**YOUR TASK**: Your task is to repeat the lines below exactly, excluding any pictures they contain.

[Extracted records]
---------------

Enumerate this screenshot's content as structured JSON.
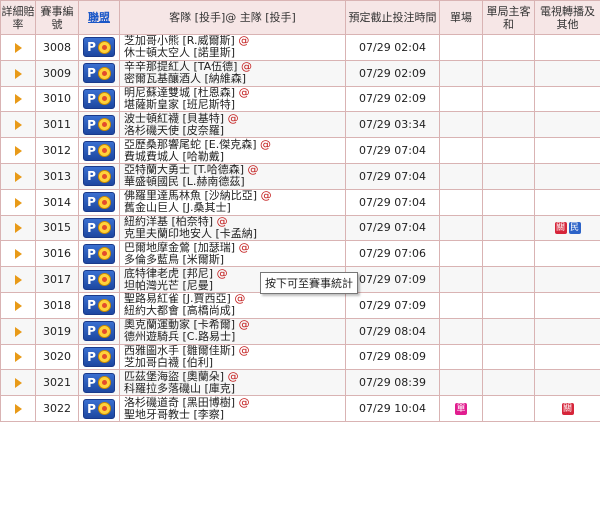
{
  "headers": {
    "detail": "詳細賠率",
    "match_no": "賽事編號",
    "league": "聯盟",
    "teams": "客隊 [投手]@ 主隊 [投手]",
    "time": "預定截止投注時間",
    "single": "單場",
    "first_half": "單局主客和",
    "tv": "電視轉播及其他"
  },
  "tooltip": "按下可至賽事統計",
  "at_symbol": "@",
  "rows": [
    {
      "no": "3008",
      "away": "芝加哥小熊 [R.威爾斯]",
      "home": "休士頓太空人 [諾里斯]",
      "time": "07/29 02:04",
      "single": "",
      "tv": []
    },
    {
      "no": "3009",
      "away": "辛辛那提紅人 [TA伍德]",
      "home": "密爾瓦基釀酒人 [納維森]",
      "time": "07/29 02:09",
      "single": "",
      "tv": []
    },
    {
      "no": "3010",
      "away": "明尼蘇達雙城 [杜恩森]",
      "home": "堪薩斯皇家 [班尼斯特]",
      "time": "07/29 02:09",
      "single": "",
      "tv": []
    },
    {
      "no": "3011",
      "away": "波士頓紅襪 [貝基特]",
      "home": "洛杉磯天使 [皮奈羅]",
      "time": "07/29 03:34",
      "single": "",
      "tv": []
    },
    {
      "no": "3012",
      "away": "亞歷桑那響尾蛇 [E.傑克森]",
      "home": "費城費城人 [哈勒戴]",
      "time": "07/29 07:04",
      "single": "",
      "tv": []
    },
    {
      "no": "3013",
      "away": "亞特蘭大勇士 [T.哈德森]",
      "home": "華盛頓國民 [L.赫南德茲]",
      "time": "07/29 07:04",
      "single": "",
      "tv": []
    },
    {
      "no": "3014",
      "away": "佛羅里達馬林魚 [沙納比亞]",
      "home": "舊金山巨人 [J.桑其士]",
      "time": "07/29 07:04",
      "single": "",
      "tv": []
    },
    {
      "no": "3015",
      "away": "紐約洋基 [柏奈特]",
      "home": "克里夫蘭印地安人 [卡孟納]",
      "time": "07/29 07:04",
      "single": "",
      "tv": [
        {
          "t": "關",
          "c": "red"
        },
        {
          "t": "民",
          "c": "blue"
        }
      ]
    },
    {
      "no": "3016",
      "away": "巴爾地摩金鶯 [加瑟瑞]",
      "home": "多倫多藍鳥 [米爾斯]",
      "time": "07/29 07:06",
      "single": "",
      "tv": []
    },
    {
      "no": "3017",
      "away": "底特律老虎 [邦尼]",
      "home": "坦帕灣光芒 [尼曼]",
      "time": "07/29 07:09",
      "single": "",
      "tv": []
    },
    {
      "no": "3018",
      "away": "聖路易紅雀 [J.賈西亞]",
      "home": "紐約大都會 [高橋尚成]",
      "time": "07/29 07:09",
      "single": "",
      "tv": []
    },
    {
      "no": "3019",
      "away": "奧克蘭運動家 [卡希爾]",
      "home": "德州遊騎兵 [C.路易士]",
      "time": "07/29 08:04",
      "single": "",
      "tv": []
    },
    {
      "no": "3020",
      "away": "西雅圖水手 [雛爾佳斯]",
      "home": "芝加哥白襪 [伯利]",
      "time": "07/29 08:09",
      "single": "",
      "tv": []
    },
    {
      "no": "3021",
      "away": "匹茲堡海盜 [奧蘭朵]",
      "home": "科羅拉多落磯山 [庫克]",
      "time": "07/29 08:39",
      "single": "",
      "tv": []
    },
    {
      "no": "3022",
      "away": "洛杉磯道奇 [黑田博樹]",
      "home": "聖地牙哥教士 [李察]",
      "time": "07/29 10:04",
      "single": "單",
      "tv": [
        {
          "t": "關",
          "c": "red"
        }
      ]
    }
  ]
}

---------------

**EXERCISE RESPONSE**:
Enumerate this screenshot's content as structured JSON.
{
  "headers": {
    "detail": "詳細賠率",
    "match_no": "賽事編號",
    "league": "聯盟",
    "teams": "客隊 [投手]@ 主隊 [投手]",
    "time": "預定截止投注時間",
    "single": "單場",
    "first_half": "單局主客和",
    "tv": "電視轉播及其他"
  },
  "tooltip": "按下可至賽事統計",
  "at_symbol": "@",
  "rows": [
    {
      "no": "3008",
      "away": "芝加哥小熊 [R.威爾斯]",
      "home": "休士頓太空人 [諾里斯]",
      "time": "07/29 02:04",
      "single": "",
      "tv": []
    },
    {
      "no": "3009",
      "away": "辛辛那提紅人 [TA伍德]",
      "home": "密爾瓦基釀酒人 [納維森]",
      "time": "07/29 02:09",
      "single": "",
      "tv": []
    },
    {
      "no": "3010",
      "away": "明尼蘇達雙城 [杜恩森]",
      "home": "堪薩斯皇家 [班尼斯特]",
      "time": "07/29 02:09",
      "single": "",
      "tv": []
    },
    {
      "no": "3011",
      "away": "波士頓紅襪 [貝基特]",
      "home": "洛杉磯天使 [皮奈羅]",
      "time": "07/29 03:34",
      "single": "",
      "tv": []
    },
    {
      "no": "3012",
      "away": "亞歷桑那響尾蛇 [E.傑克森]",
      "home": "費城費城人 [哈勒戴]",
      "time": "07/29 07:04",
      "single": "",
      "tv": []
    },
    {
      "no": "3013",
      "away": "亞特蘭大勇士 [T.哈德森]",
      "home": "華盛頓國民 [L.赫南德茲]",
      "time": "07/29 07:04",
      "single": "",
      "tv": []
    },
    {
      "no": "3014",
      "away": "佛羅里達馬林魚 [沙納比亞]",
      "home": "舊金山巨人 [J.桑其士]",
      "time": "07/29 07:04",
      "single": "",
      "tv": []
    },
    {
      "no": "3015",
      "away": "紐約洋基 [柏奈特]",
      "home": "克里夫蘭印地安人 [卡孟納]",
      "time": "07/29 07:04",
      "single": "",
      "tv": [
        {
          "t": "關",
          "c": "red"
        },
        {
          "t": "民",
          "c": "blue"
        }
      ]
    },
    {
      "no": "3016",
      "away": "巴爾地摩金鶯 [加瑟瑞]",
      "home": "多倫多藍鳥 [米爾斯]",
      "time": "07/29 07:06",
      "single": "",
      "tv": []
    },
    {
      "no": "3017",
      "away": "底特律老虎 [邦尼]",
      "home": "坦帕灣光芒 [尼曼]",
      "time": "07/29 07:09",
      "single": "",
      "tv": []
    },
    {
      "no": "3018",
      "away": "聖路易紅雀 [J.賈西亞]",
      "home": "紐約大都會 [高橋尚成]",
      "time": "07/29 07:09",
      "single": "",
      "tv": []
    },
    {
      "no": "3019",
      "away": "奧克蘭運動家 [卡希爾]",
      "home": "德州遊騎兵 [C.路易士]",
      "time": "07/29 08:04",
      "single": "",
      "tv": []
    },
    {
      "no": "3020",
      "away": "西雅圖水手 [雛爾佳斯]",
      "home": "芝加哥白襪 [伯利]",
      "time": "07/29 08:09",
      "single": "",
      "tv": []
    },
    {
      "no": "3021",
      "away": "匹茲堡海盜 [奧蘭朵]",
      "home": "科羅拉多落磯山 [庫克]",
      "time": "07/29 08:39",
      "single": "",
      "tv": []
    },
    {
      "no": "3022",
      "away": "洛杉磯道奇 [黑田博樹]",
      "home": "聖地牙哥教士 [李察]",
      "time": "07/29 10:04",
      "single": "單",
      "tv": [
        {
          "t": "關",
          "c": "red"
        }
      ]
    }
  ]
}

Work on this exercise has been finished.